▸ Directions
Copy whichever lines contain the string "image".

Items from a dataset
◆ ◆ ◆ ◆ ◆ ◆ ◆

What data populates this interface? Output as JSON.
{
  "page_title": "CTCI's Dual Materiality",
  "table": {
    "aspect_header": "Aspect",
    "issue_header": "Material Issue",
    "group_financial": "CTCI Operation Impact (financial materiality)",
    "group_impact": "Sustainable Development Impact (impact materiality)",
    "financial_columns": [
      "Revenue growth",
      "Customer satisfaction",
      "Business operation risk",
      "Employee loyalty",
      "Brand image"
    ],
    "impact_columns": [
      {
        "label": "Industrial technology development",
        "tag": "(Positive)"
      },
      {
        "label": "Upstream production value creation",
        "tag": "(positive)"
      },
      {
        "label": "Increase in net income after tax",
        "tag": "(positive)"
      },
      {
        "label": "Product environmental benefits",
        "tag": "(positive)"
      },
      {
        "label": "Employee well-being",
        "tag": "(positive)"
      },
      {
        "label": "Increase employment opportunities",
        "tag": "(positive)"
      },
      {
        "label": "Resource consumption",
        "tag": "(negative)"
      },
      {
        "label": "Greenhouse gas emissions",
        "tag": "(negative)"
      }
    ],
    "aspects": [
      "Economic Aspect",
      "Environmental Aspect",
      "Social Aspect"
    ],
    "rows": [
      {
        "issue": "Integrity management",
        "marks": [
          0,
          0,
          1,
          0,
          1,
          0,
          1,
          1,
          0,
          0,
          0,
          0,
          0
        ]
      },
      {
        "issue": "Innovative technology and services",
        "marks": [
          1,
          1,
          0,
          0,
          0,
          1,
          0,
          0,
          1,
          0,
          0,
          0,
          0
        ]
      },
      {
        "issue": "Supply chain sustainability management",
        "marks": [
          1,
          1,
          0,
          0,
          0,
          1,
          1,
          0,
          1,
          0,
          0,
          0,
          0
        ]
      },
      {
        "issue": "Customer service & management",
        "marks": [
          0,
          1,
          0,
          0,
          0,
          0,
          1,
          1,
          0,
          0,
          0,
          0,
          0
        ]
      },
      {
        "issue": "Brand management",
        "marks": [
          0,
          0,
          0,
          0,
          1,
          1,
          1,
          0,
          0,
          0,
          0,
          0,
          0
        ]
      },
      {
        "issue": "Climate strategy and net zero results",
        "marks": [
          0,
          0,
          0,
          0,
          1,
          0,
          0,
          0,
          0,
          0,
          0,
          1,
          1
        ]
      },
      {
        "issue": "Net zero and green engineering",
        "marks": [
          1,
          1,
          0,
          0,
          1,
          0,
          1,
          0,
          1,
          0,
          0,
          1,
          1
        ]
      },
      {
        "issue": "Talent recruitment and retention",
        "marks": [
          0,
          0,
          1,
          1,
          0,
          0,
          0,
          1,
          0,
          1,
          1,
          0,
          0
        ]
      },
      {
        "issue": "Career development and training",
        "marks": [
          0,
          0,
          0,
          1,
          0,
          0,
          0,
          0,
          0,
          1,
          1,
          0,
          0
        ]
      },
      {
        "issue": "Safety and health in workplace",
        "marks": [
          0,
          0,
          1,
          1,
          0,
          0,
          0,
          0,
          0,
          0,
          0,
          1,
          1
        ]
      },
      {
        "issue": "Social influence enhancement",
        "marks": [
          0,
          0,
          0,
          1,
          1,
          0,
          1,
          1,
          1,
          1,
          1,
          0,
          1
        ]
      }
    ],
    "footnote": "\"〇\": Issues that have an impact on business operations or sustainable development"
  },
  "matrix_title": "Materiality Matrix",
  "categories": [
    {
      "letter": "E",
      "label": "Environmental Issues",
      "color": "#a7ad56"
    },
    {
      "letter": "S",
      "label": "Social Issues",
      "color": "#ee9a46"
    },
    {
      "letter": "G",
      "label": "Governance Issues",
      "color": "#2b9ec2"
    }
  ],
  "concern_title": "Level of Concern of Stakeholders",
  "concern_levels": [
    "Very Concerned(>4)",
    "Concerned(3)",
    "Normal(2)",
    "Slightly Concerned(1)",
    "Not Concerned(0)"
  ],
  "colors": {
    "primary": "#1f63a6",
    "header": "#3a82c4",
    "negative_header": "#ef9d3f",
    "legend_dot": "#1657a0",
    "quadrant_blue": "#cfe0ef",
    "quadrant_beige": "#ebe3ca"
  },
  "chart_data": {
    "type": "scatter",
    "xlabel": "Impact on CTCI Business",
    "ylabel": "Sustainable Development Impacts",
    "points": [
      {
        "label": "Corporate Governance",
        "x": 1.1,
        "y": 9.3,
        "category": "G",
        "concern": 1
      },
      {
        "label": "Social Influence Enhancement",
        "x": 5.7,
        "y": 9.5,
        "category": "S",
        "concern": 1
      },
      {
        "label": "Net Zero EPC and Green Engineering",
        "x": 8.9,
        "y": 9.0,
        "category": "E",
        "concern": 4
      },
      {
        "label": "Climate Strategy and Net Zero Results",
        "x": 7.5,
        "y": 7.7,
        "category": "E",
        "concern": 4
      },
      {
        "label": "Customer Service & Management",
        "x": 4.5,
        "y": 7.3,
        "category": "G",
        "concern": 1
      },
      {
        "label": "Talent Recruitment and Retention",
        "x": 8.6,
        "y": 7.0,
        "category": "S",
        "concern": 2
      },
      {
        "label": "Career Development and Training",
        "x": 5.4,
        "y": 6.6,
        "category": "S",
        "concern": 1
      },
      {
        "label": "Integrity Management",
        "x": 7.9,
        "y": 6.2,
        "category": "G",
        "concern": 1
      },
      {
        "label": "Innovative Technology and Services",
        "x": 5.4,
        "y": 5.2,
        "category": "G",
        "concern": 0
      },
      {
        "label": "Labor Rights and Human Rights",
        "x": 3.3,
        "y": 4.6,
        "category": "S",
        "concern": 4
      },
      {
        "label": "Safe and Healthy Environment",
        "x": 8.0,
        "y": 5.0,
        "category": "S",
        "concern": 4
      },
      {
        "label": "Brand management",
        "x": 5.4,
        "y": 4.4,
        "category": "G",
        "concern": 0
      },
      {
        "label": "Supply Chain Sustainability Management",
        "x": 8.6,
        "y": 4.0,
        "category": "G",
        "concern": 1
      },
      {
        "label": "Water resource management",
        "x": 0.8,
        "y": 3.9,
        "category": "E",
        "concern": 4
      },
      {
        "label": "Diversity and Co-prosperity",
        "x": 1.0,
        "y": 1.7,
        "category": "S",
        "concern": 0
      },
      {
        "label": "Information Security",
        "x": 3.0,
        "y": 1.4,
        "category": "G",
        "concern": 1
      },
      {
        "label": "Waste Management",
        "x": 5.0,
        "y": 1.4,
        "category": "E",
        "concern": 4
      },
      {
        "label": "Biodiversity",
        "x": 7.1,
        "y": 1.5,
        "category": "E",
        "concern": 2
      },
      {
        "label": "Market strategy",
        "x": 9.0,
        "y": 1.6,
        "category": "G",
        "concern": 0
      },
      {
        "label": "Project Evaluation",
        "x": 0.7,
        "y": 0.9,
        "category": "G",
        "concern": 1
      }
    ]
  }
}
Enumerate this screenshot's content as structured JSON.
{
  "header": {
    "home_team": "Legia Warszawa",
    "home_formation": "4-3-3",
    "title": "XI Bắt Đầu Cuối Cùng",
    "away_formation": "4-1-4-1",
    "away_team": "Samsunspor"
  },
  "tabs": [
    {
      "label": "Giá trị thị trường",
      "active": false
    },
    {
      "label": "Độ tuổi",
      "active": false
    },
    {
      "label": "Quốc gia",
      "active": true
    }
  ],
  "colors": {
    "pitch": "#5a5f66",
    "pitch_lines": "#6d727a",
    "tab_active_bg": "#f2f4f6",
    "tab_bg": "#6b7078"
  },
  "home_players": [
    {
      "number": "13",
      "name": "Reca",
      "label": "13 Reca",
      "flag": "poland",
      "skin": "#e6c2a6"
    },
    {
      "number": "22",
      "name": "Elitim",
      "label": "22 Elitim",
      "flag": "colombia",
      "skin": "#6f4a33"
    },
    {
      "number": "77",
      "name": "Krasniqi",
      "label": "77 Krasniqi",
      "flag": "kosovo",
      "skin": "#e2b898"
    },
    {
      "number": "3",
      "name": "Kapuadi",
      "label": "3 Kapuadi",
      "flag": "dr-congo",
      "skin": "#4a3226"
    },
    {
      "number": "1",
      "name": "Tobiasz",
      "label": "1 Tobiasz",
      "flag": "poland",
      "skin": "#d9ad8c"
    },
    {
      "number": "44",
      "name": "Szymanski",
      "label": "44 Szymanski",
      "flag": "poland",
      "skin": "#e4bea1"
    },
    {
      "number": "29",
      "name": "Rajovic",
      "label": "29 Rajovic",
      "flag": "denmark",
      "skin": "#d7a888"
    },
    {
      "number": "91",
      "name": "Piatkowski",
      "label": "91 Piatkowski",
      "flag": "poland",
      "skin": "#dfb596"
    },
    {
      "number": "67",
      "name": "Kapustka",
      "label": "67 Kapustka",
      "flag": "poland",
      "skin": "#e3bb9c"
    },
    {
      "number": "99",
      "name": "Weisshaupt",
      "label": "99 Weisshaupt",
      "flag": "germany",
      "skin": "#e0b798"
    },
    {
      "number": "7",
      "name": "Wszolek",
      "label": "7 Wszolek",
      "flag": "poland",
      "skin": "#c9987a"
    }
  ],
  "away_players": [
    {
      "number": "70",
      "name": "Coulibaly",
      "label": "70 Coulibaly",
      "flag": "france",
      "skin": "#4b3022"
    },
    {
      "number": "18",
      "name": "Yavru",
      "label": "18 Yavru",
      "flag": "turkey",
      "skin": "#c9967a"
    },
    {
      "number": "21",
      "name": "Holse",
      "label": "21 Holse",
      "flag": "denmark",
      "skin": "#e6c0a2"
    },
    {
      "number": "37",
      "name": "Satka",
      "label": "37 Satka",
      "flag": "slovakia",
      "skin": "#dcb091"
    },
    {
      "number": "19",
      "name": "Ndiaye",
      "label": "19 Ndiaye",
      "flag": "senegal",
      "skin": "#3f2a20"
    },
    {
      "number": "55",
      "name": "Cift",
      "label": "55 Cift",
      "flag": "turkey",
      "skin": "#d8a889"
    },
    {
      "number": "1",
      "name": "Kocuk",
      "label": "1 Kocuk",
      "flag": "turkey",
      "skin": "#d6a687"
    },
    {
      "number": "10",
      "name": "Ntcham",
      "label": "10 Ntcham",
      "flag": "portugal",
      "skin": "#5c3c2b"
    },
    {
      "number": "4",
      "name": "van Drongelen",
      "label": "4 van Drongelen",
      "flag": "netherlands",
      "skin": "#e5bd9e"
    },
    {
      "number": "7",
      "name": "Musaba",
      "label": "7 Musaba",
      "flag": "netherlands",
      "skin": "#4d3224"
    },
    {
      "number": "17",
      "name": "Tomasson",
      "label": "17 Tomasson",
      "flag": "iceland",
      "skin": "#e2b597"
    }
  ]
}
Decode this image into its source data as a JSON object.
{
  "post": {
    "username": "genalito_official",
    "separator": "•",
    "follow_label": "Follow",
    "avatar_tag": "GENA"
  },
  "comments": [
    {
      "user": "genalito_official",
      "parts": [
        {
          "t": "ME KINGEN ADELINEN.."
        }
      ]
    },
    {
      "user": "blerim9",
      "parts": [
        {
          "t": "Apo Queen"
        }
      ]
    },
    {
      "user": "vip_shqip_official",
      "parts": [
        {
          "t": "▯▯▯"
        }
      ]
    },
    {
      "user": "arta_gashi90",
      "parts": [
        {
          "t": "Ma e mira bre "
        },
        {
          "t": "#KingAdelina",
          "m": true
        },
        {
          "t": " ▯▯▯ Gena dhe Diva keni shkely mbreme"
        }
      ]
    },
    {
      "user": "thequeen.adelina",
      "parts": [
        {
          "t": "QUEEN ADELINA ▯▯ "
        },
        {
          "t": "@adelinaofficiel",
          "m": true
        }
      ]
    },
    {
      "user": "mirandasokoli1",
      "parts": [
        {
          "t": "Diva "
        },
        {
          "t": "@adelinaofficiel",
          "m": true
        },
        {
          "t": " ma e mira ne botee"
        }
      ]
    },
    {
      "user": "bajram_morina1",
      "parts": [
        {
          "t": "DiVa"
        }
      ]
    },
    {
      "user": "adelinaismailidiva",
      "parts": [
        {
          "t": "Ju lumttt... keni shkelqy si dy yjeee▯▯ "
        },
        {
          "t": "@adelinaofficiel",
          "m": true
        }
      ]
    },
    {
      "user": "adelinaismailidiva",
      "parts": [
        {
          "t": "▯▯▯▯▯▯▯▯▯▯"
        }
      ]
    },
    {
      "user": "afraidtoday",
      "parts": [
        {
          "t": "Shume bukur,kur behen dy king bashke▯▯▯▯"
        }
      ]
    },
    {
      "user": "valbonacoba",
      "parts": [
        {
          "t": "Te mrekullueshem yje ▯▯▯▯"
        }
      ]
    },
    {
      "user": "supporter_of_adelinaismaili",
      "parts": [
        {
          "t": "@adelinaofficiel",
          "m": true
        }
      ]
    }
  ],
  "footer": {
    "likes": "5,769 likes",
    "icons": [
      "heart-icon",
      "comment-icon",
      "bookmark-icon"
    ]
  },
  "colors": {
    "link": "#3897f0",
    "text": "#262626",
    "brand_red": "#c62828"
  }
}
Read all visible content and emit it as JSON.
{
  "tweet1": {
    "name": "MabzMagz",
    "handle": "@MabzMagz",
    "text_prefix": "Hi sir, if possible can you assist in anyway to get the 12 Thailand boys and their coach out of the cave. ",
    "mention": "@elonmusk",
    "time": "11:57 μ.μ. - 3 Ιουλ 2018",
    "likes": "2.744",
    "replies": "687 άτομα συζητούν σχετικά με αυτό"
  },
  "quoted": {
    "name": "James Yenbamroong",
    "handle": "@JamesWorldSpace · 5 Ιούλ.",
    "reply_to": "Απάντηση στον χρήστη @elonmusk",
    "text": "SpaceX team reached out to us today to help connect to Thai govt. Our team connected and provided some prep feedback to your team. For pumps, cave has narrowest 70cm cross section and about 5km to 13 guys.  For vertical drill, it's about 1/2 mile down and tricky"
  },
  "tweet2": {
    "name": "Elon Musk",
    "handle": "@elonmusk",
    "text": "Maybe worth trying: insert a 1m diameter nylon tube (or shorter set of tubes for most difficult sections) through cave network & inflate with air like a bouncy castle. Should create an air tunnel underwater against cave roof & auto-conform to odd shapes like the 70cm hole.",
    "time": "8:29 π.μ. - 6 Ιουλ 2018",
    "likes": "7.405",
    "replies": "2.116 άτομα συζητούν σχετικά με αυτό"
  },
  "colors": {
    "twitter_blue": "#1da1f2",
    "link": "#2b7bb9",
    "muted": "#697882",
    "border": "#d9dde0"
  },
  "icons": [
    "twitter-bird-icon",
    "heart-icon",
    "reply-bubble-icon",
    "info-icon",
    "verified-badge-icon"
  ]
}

◆ ◆ ◆ ◆ ◆ ◆ ◆

▸ Response to the task
      "Brand image"
Decode this image into its source data as a JSON object.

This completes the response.